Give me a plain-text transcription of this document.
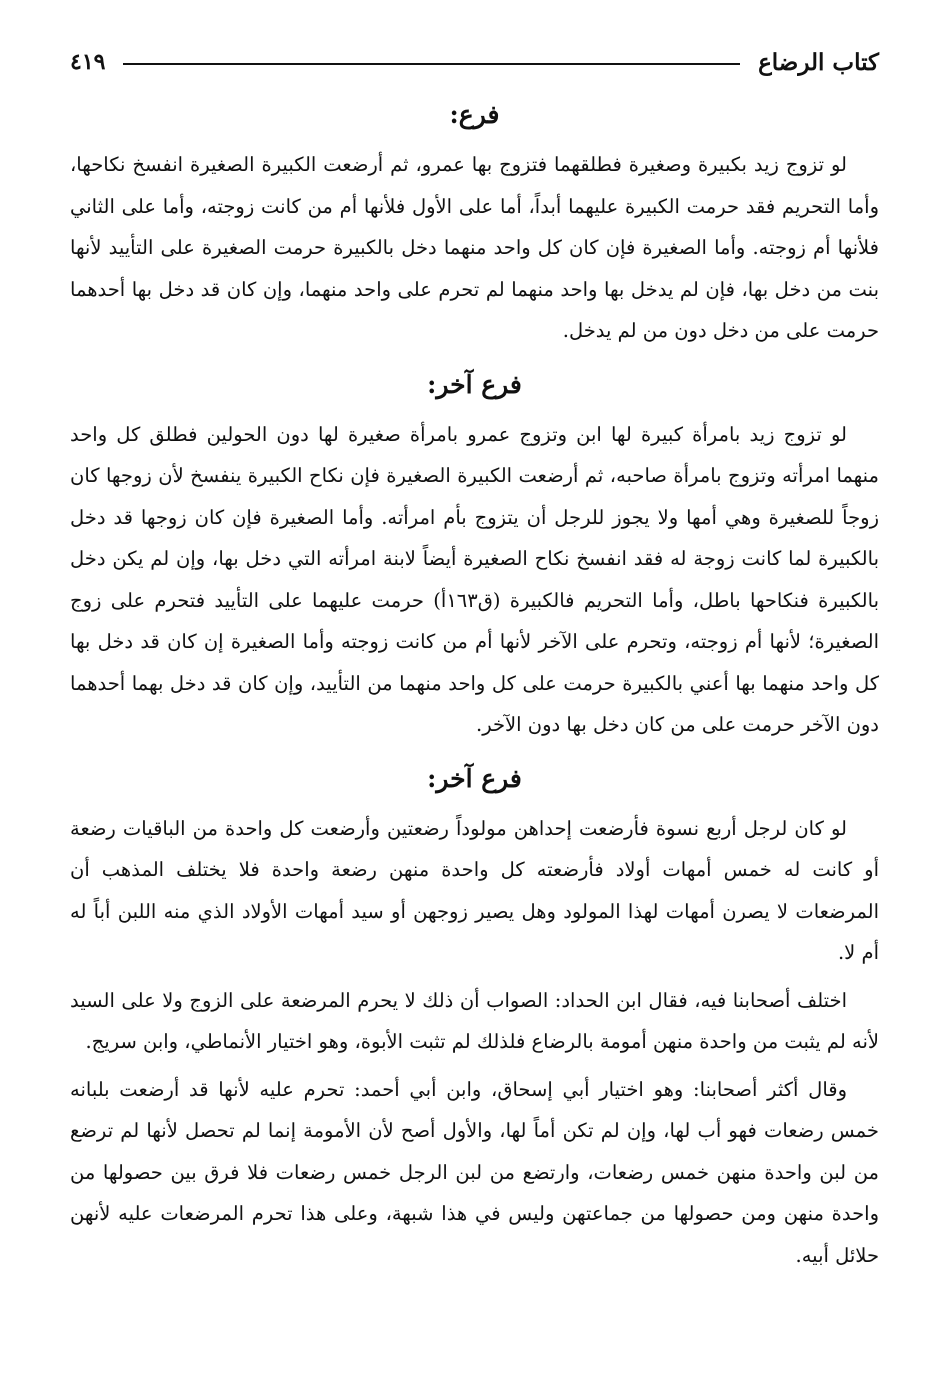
كتاب الرضاع
٤١٩
فرع:

لو تزوج زيد بكبيرة وصغيرة فطلقهما فتزوج بها عمرو، ثم أرضعت الكبيرة الصغيرة انفسخ نكاحها، وأما التحريم فقد حرمت الكبيرة عليهما أبداً، أما على الأول فلأنها أم من كانت زوجته، وأما على الثاني فلأنها أم زوجته. وأما الصغيرة فإن كان كل واحد منهما دخل بالكبيرة حرمت الصغيرة على التأييد لأنها بنت من دخل بها، فإن لم يدخل بها واحد منهما لم تحرم على واحد منهما، وإن كان قد دخل بها أحدهما حرمت على من دخل دون من لم يدخل.

فرع آخر:

لو تزوج زيد بامرأة كبيرة لها ابن وتزوج عمرو بامرأة صغيرة لها دون الحولين فطلق كل واحد منهما امرأته وتزوج بامرأة صاحبه، ثم أرضعت الكبيرة الصغيرة فإن نكاح الكبيرة ينفسخ لأن زوجها كان زوجاً للصغيرة وهي أمها ولا يجوز للرجل أن يتزوج بأم امرأته. وأما الصغيرة فإن كان زوجها قد دخل بالكبيرة لما كانت زوجة له فقد انفسخ نكاح الصغيرة أيضاً لابنة امرأته التي دخل بها، وإن لم يكن دخل بالكبيرة فنكاحها باطل، وأما التحريم فالكبيرة (ق١٦٣أ) حرمت عليهما على التأييد فتحرم على زوج الصغيرة؛ لأنها أم زوجته، وتحرم على الآخر لأنها أم من كانت زوجته وأما الصغيرة إن كان قد دخل بها كل واحد منهما بها أعني بالكبيرة حرمت على كل واحد منهما من التأييد، وإن كان قد دخل بهما أحدهما دون الآخر حرمت على من كان دخل بها دون الآخر.

فرع آخر:

لو كان لرجل أربع نسوة فأرضعت إحداهن مولوداً رضعتين وأرضعت كل واحدة من الباقيات رضعة أو كانت له خمس أمهات أولاد فأرضعته كل واحدة منهن رضعة واحدة فلا يختلف المذهب أن المرضعات لا يصرن أمهات لهذا المولود وهل يصير زوجهن أو سيد أمهات الأولاد الذي منه اللبن أباً له أم لا.

اختلف أصحابنا فيه، فقال ابن الحداد: الصواب أن ذلك لا يحرم المرضعة على الزوج ولا على السيد لأنه لم يثبت من واحدة منهن أمومة بالرضاع فلذلك لم تثبت الأبوة، وهو اختيار الأنماطي، وابن سريج.

وقال أكثر أصحابنا: وهو اختيار أبي إسحاق، وابن أبي أحمد: تحرم عليه لأنها قد أرضعت بلبانه خمس رضعات فهو أب لها، وإن لم تكن أماً لها، والأول أصح لأن الأمومة إنما لم تحصل لأنها لم ترضع من لبن واحدة منهن خمس رضعات، وارتضع من لبن الرجل خمس رضعات فلا فرق بين حصولها من واحدة منهن ومن حصولها من جماعتهن وليس في هذا شبهة، وعلى هذا تحرم المرضعات عليه لأنهن حلائل أبيه.
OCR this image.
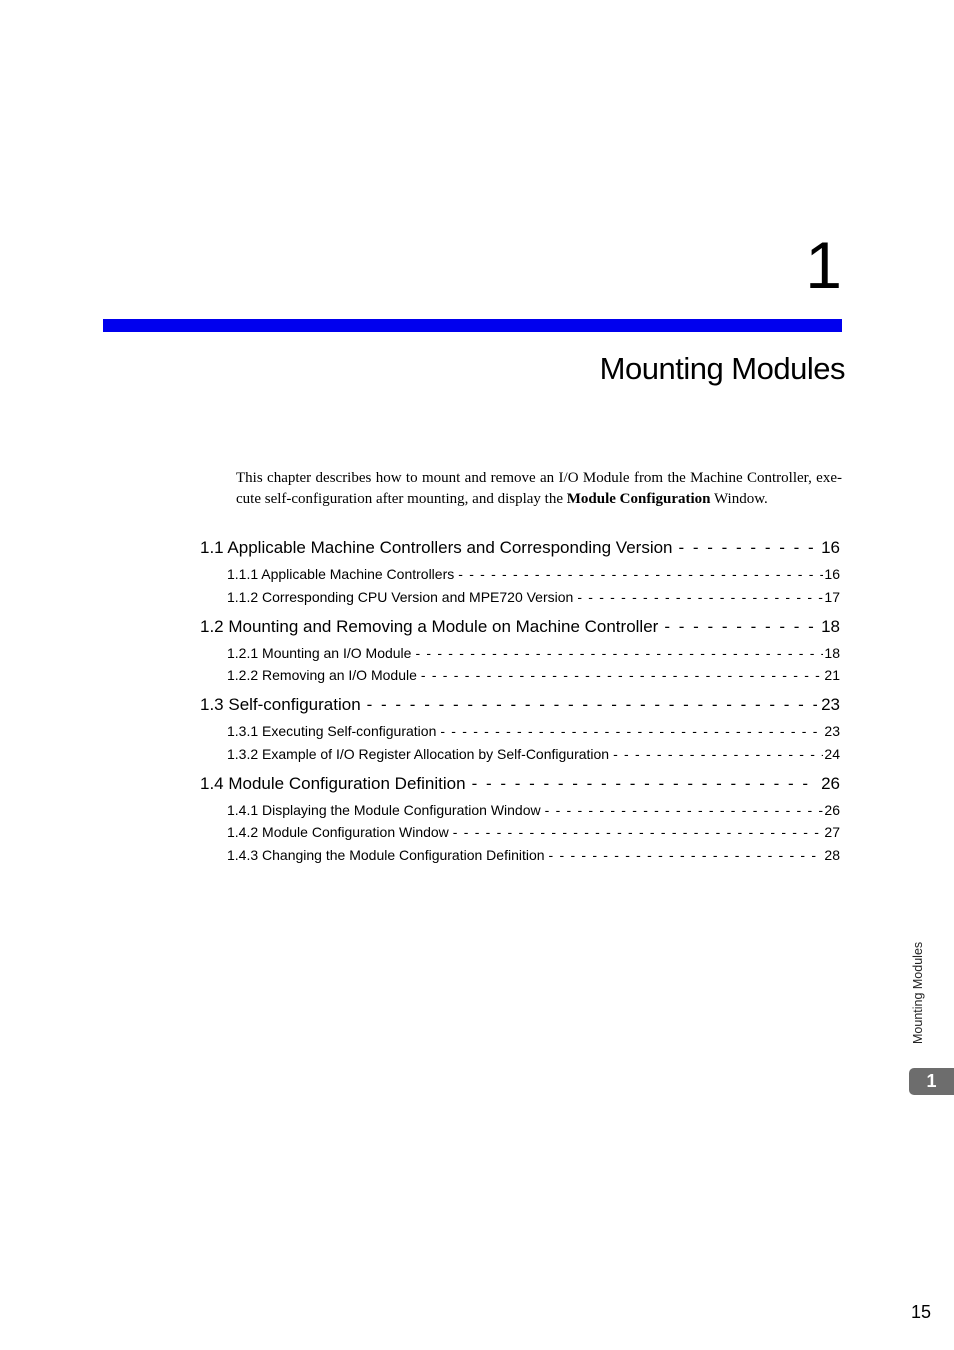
1
Mounting Modules

This chapter describes how to mount and remove an I/O Module from the Machine Controller, exe-cute self-configuration after mounting, and display the Module Configuration Window.

1.1 Applicable Machine Controllers and Corresponding Version - - -	16
1.1.1 Applicable Machine Controllers - - -	16
1.1.2 Corresponding CPU Version and MPE720 Version - - -	17
1.2 Mounting and Removing a Module on Machine Controller - - -	18
1.2.1 Mounting an I/O Module - - -	18
1.2.2 Removing an I/O Module - - -	21
1.3 Self-configuration - - -	23
1.3.1 Executing Self-configuration - - -	23
1.3.2 Example of I/O Register Allocation by Self-Configuration - - -	24
1.4 Module Configuration Definition - - -	26
1.4.1 Displaying the Module Configuration Window - - -	26
1.4.2 Module Configuration Window - - -	27
1.4.3 Changing the Module Configuration Definition - - -	28
Mounting Modules
1
15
+--
## REQUEST
Lines that hold the word "حرمت" are the ones to return, every one of them.

## COMPLETED TASK
لو تزوج زيد بكبيرة وصغيرة فطلقهما فتزوج بها عمرو، ثم أرضعت الكبيرة الصغيرة انفسخ نكاحها، وأما التحريم فقد حرمت الكبيرة عليهما أبداً، أما على الأول فلأنها أم من كانت زوجته، وأما على الثاني فلأنها أم زوجته. وأما الصغيرة فإن كان كل واحد منهما دخل بالكبيرة حرمت الصغيرة على التأييد لأنها بنت من دخل بها، فإن لم يدخل بها واحد منهما لم تحرم على واحد منهما، وإن كان قد دخل بها أحدهما حرمت على من دخل دون من لم يدخل.
لو تزوج زيد بامرأة كبيرة لها ابن وتزوج عمرو بامرأة صغيرة لها دون الحولين فطلق كل واحد منهما امرأته وتزوج بامرأة صاحبه، ثم أرضعت الكبيرة الصغيرة فإن نكاح الكبيرة ينفسخ لأن زوجها كان زوجاً للصغيرة وهي أمها ولا يجوز للرجل أن يتزوج بأم امرأته. وأما الصغيرة فإن كان زوجها قد دخل بالكبيرة لما كانت زوجة له فقد انفسخ نكاح الصغيرة أيضاً لابنة امرأته التي دخل بها، وإن لم يكن دخل بالكبيرة فنكاحها باطل، وأما التحريم فالكبيرة (ق١٦٣أ) حرمت عليهما على التأييد فتحرم على زوج الصغيرة؛ لأنها أم زوجته، وتحرم على الآخر لأنها أم من كانت زوجته وأما الصغيرة إن كان قد دخل بها كل واحد منهما بها أعني بالكبيرة حرمت على كل واحد منهما من التأييد، وإن كان قد دخل بهما أحدهما دون الآخر حرمت على من كان دخل بها دون الآخر.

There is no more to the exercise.